------ RAW RECORDS

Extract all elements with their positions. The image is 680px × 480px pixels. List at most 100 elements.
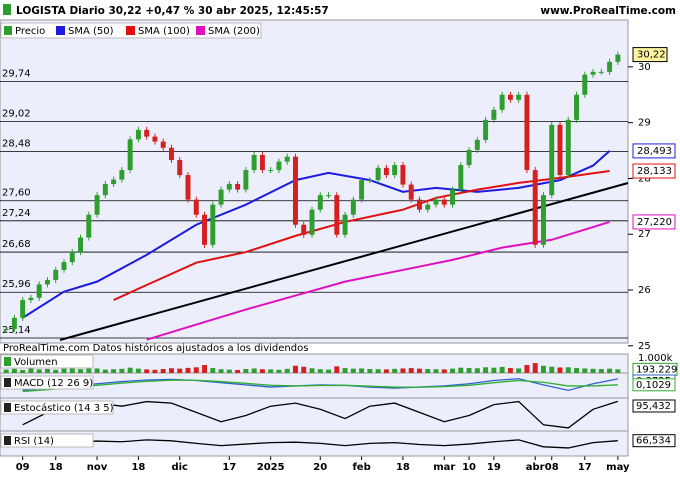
volume-bar bbox=[69, 368, 75, 373]
candle bbox=[202, 214, 208, 245]
volume-bar bbox=[235, 369, 241, 373]
volume-bar bbox=[102, 369, 108, 373]
x-tick-label: feb bbox=[352, 462, 370, 473]
volume-bar bbox=[177, 368, 183, 373]
volume-bar bbox=[94, 368, 100, 373]
candle bbox=[433, 199, 439, 205]
candle bbox=[565, 119, 571, 176]
last-value-label: 0,1029 bbox=[636, 380, 671, 391]
x-tick-label: 2025 bbox=[257, 462, 285, 473]
candle bbox=[53, 269, 59, 280]
candle bbox=[392, 165, 398, 176]
candle bbox=[268, 170, 274, 172]
legend-swatch bbox=[126, 26, 135, 35]
x-tick-label: 20 bbox=[313, 462, 327, 473]
volume-bar bbox=[309, 368, 315, 373]
x-tick-label: 10 bbox=[462, 462, 476, 473]
last-value-label: 28,493 bbox=[637, 146, 672, 157]
x-tick-label: abr bbox=[526, 462, 545, 473]
x-tick-label: 17 bbox=[578, 462, 592, 473]
volume-bar bbox=[565, 367, 571, 373]
x-tick-label: 18 bbox=[131, 462, 145, 473]
y-tick-label: 29 bbox=[638, 118, 651, 129]
volume-bar bbox=[615, 369, 621, 373]
candle bbox=[210, 204, 216, 245]
last-price-label: 30,22 bbox=[637, 50, 666, 61]
volume-bar bbox=[78, 369, 84, 373]
volume-bar bbox=[218, 369, 224, 373]
candle bbox=[416, 199, 422, 210]
candle bbox=[226, 184, 232, 190]
candle bbox=[334, 195, 340, 235]
x-tick-label: 08 bbox=[545, 462, 559, 473]
candle bbox=[251, 155, 257, 171]
level-label: 29,74 bbox=[2, 68, 31, 79]
y-tick-label: 26 bbox=[638, 285, 651, 296]
volume-bar bbox=[259, 369, 265, 373]
candle bbox=[474, 139, 480, 150]
level-label: 28,48 bbox=[2, 139, 31, 150]
panel-title-box bbox=[0, 400, 114, 415]
volume-bar bbox=[450, 368, 456, 373]
volume-bar bbox=[458, 367, 464, 373]
volume-bar bbox=[135, 368, 141, 373]
volume-bar bbox=[119, 368, 125, 373]
candle bbox=[350, 199, 356, 215]
note: ProRealTime.com Datos históricos ajustad… bbox=[3, 342, 308, 354]
volume-bar bbox=[549, 366, 555, 373]
candle bbox=[185, 175, 191, 200]
indicator-line bbox=[22, 439, 618, 449]
x-tick-label: 17 bbox=[222, 462, 236, 473]
candle bbox=[516, 94, 522, 100]
panel-icon bbox=[4, 357, 11, 366]
candle bbox=[466, 149, 472, 166]
volume-bar bbox=[557, 367, 563, 373]
volume-bar bbox=[383, 369, 389, 373]
candle bbox=[309, 209, 315, 235]
volume-bar bbox=[202, 365, 208, 373]
x-tick-label: nov bbox=[87, 462, 108, 473]
candle bbox=[20, 300, 26, 318]
panel-title: MACD (12 26 9) bbox=[14, 378, 93, 389]
candle bbox=[168, 147, 174, 161]
level-label: 25,96 bbox=[2, 279, 31, 290]
volume-bar bbox=[185, 367, 191, 373]
candle bbox=[86, 214, 92, 238]
volume-bar bbox=[408, 368, 414, 373]
candle bbox=[78, 237, 84, 253]
x-tick-label: 18 bbox=[49, 462, 63, 473]
candle bbox=[408, 184, 414, 200]
volume-bar bbox=[425, 369, 431, 373]
volume-bar bbox=[193, 367, 199, 373]
x-tick-label: may bbox=[606, 462, 630, 473]
volume-bar bbox=[574, 368, 580, 373]
candle bbox=[218, 189, 224, 205]
candle bbox=[102, 184, 108, 196]
volume-bar bbox=[491, 367, 497, 373]
volume-bar bbox=[342, 368, 348, 373]
candle bbox=[69, 252, 75, 263]
last-value-label: 27,220 bbox=[637, 217, 672, 228]
last-value-box bbox=[632, 143, 676, 159]
volume-bar bbox=[607, 368, 613, 373]
candle bbox=[425, 204, 431, 210]
volume-bar bbox=[416, 368, 422, 373]
volume-bar bbox=[359, 368, 365, 373]
candle bbox=[458, 165, 464, 190]
candle bbox=[193, 199, 199, 215]
candle bbox=[400, 165, 406, 185]
volume-bar bbox=[292, 365, 298, 373]
panel-title-box bbox=[0, 375, 94, 390]
candle bbox=[135, 129, 141, 140]
indicator-line bbox=[22, 400, 619, 429]
volume-bar bbox=[3, 369, 9, 373]
volume-bar bbox=[210, 368, 216, 373]
y-tick-label: 1.000k bbox=[638, 353, 673, 364]
candle bbox=[177, 160, 183, 176]
volume-bar bbox=[276, 369, 282, 373]
volume-bar bbox=[466, 368, 472, 373]
volume-bar bbox=[441, 369, 447, 373]
panel-title: Volumen bbox=[14, 357, 58, 368]
candle bbox=[574, 94, 580, 120]
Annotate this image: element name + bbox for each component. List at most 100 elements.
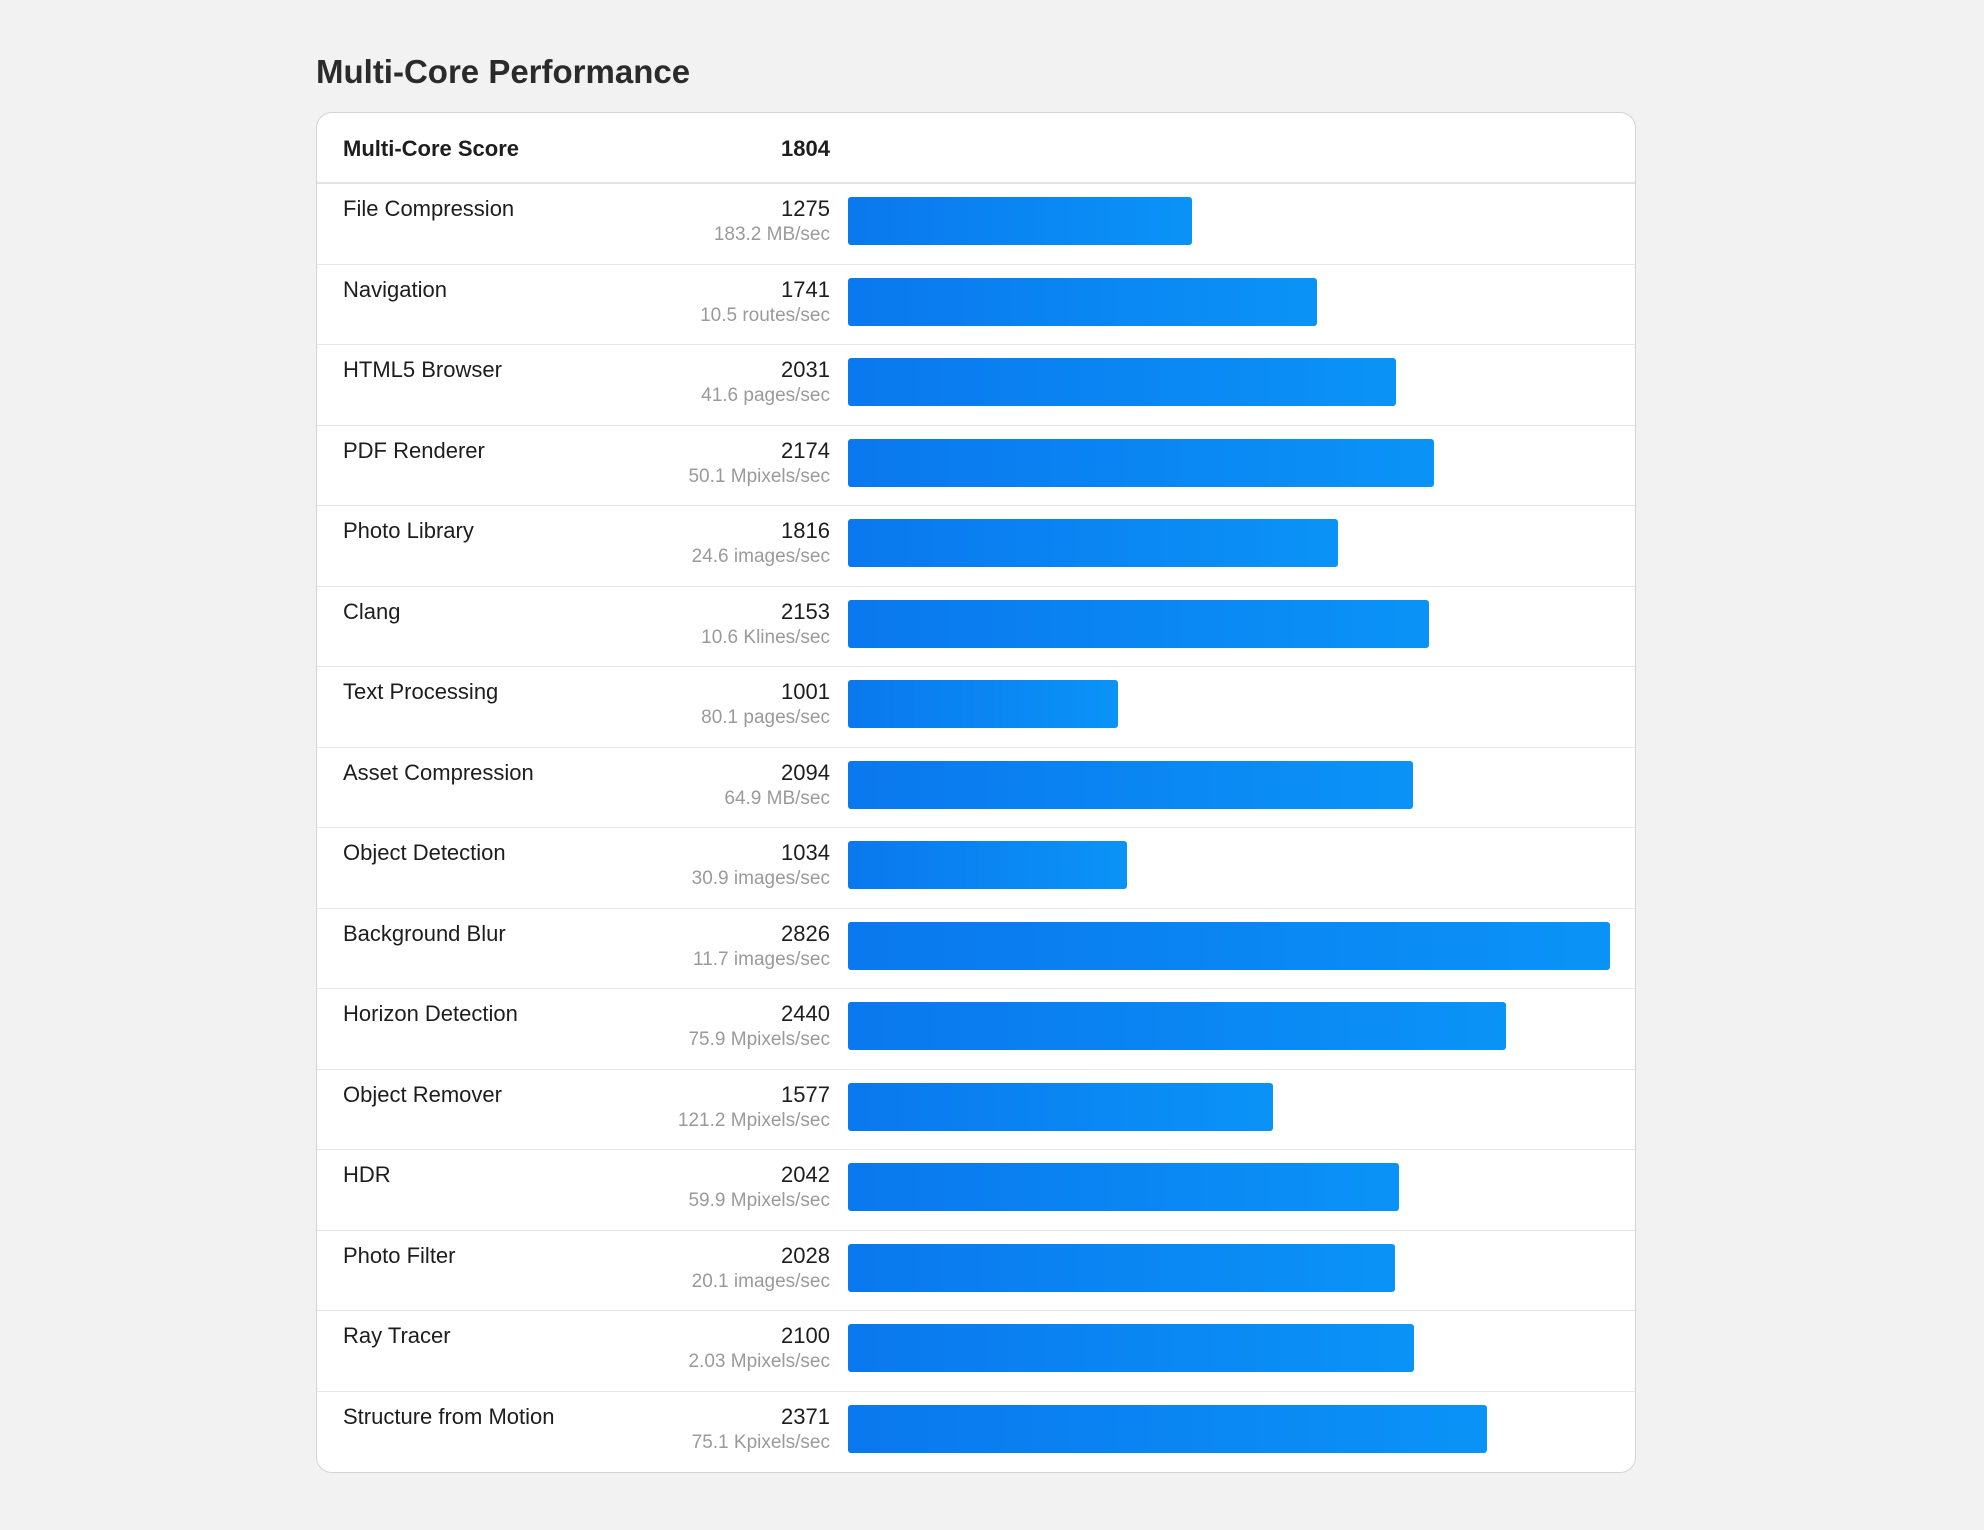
benchmark-name: Clang [343, 598, 401, 624]
benchmark-bar-track [848, 921, 1610, 970]
benchmark-row: Text Processing 1001 80.1 pages/sec [317, 667, 1635, 748]
benchmark-row: Photo Filter 2028 20.1 images/sec [317, 1231, 1635, 1311]
benchmark-bar-track [848, 197, 1610, 245]
benchmark-bar [848, 438, 1434, 487]
benchmark-rate: 183.2 MB/sec [713, 224, 830, 245]
benchmark-rate: 24.6 images/sec [691, 546, 830, 567]
benchmark-name: Horizon Detection [343, 1001, 518, 1026]
benchmark-bar [848, 1243, 1395, 1292]
benchmark-name: Ray Tracer [343, 1323, 451, 1348]
benchmark-name: File Compression [343, 196, 515, 221]
benchmark-name: Photo Library [343, 518, 474, 543]
benchmark-bar [848, 1404, 1487, 1453]
benchmark-rate: 75.9 Mpixels/sec [688, 1029, 830, 1050]
benchmark-bar-track [848, 760, 1610, 809]
benchmark-score: 2042 [781, 1162, 830, 1187]
benchmark-bar-track [848, 680, 1610, 728]
benchmark-bar [848, 1324, 1414, 1372]
benchmark-bar-track [848, 1082, 1610, 1131]
benchmark-rate: 75.1 Kpixels/sec [691, 1431, 830, 1453]
benchmark-bar [848, 921, 1610, 970]
benchmark-rate: 2.03 Mpixels/sec [688, 1351, 830, 1372]
benchmark-score: 2028 [781, 1242, 830, 1268]
benchmark-row: Horizon Detection 2440 75.9 Mpixels/sec [317, 989, 1635, 1070]
summary-label: Multi-Core Score [343, 136, 520, 161]
benchmark-score: 2440 [781, 1001, 830, 1026]
benchmark-bar [848, 1163, 1399, 1211]
benchmark-rate: 20.1 images/sec [691, 1270, 830, 1292]
benchmark-name: Object Detection [343, 840, 506, 865]
benchmark-score: 2100 [781, 1323, 830, 1348]
benchmark-rate: 41.6 pages/sec [701, 385, 830, 406]
benchmark-bar-track [848, 1404, 1610, 1453]
benchmark-bar [848, 1082, 1273, 1131]
benchmark-rate: 11.7 images/sec [693, 948, 830, 970]
benchmark-name: PDF Renderer [343, 437, 485, 463]
page-title: Multi-Core Performance [316, 53, 691, 90]
benchmark-row: Clang 2153 10.6 Klines/sec [317, 587, 1635, 667]
benchmark-list: File Compression 1275 183.2 MB/sec Navigati… [317, 184, 1635, 1472]
benchmark-rate: 59.9 Mpixels/sec [688, 1190, 830, 1211]
benchmark-rate: 10.6 Klines/sec [701, 626, 830, 648]
benchmark-name: HTML5 Browser [343, 357, 502, 382]
benchmark-row: Background Blur 2826 11.7 images/sec [317, 909, 1635, 989]
results-card: Multi-Core Score 1804 File Compression 12… [316, 112, 1636, 1473]
benchmark-bar [848, 519, 1338, 567]
benchmark-score: 1741 [781, 276, 830, 302]
benchmark-row: Object Remover 1577 121.2 Mpixels/sec [317, 1070, 1635, 1150]
benchmark-score: 1034 [781, 840, 830, 865]
benchmark-score: 1816 [781, 518, 830, 543]
benchmark-row: Navigation 1741 10.5 routes/sec [317, 265, 1635, 345]
benchmark-bar [848, 1002, 1506, 1050]
summary-score: 1804 [781, 136, 830, 161]
benchmark-score: 1001 [781, 679, 830, 704]
benchmark-score: 2153 [781, 598, 830, 624]
benchmark-bar [848, 358, 1396, 406]
benchmark-row: Object Detection 1034 30.9 images/sec [317, 828, 1635, 909]
benchmark-row: HDR 2042 59.9 Mpixels/sec [317, 1150, 1635, 1231]
benchmark-bar [848, 841, 1127, 889]
benchmark-score: 2174 [781, 437, 830, 463]
benchmark-name: Photo Filter [343, 1242, 456, 1268]
benchmark-score: 1577 [781, 1081, 830, 1107]
benchmark-name: Object Remover [343, 1081, 502, 1107]
page: Multi-Core Performance Multi-Core Score … [316, 48, 1636, 1473]
benchmark-bar-track [848, 438, 1610, 487]
benchmark-score: 1275 [781, 196, 830, 221]
benchmark-bar-track [848, 599, 1610, 648]
benchmark-rate: 50.1 Mpixels/sec [688, 465, 830, 487]
benchmark-score: 2094 [781, 759, 830, 785]
benchmark-bar-track [848, 841, 1610, 889]
benchmark-row: Ray Tracer 2100 2.03 Mpixels/sec [317, 1311, 1635, 1392]
benchmark-bar [848, 760, 1413, 809]
benchmark-bar [848, 277, 1317, 326]
benchmark-row: HTML5 Browser 2031 41.6 pages/sec [317, 345, 1635, 426]
benchmark-name: Navigation [343, 276, 447, 302]
benchmark-rate: 80.1 pages/sec [701, 707, 830, 728]
benchmark-score: 2371 [781, 1403, 830, 1429]
benchmark-name: HDR [343, 1162, 391, 1187]
benchmark-rate: 64.9 MB/sec [724, 787, 830, 809]
benchmark-name: Asset Compression [343, 759, 534, 785]
benchmark-name: Background Blur [343, 920, 506, 946]
benchmark-bar-track [848, 1163, 1610, 1211]
benchmark-row: Asset Compression 2094 64.9 MB/sec [317, 748, 1635, 828]
benchmark-name: Text Processing [343, 679, 499, 704]
benchmark-name: Structure from Motion [343, 1403, 555, 1429]
benchmark-bar [848, 680, 1118, 728]
benchmark-row: PDF Renderer 2174 50.1 Mpixels/sec [317, 426, 1635, 506]
benchmark-bar [848, 197, 1192, 245]
benchmark-score: 2031 [781, 357, 830, 382]
benchmark-rate: 30.9 images/sec [691, 868, 830, 889]
benchmark-rate: 121.2 Mpixels/sec [677, 1109, 830, 1131]
benchmark-bar-track [848, 1324, 1610, 1372]
benchmark-bar-track [848, 277, 1610, 326]
benchmark-bar [848, 599, 1429, 648]
benchmark-row: Photo Library 1816 24.6 images/sec [317, 506, 1635, 587]
summary-row: Multi-Core Score 1804 [317, 113, 1635, 184]
benchmark-bar-track [848, 1002, 1610, 1050]
benchmark-row: File Compression 1275 183.2 MB/sec [317, 184, 1635, 265]
benchmark-bar-track [848, 1243, 1610, 1292]
benchmark-row: Structure from Motion 2371 75.1 Kpixels/se… [317, 1392, 1635, 1473]
benchmark-score: 2826 [781, 920, 830, 946]
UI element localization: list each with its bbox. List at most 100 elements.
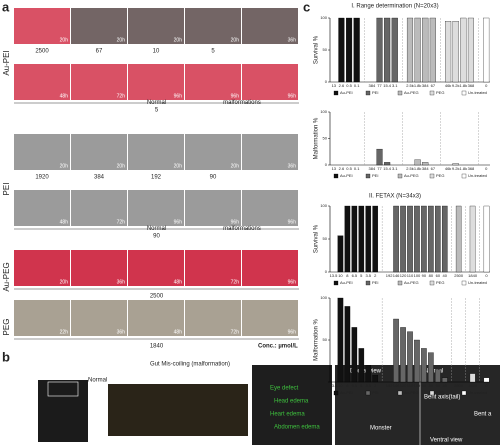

------------

Return the data lines starting with the line that contains "volume-bar bbox=[69, 368, 75, 373]" and going on through the line that contains "candle bbox=[433, 199, 439, 205]", repeating each one exactly.

volume-bar bbox=[69, 368, 75, 373]
candle bbox=[202, 214, 208, 245]
volume-bar bbox=[235, 369, 241, 373]
volume-bar bbox=[102, 369, 108, 373]
x-tick-label: feb bbox=[352, 462, 370, 473]
volume-bar bbox=[177, 368, 183, 373]
volume-bar bbox=[94, 368, 100, 373]
candle bbox=[433, 199, 439, 205]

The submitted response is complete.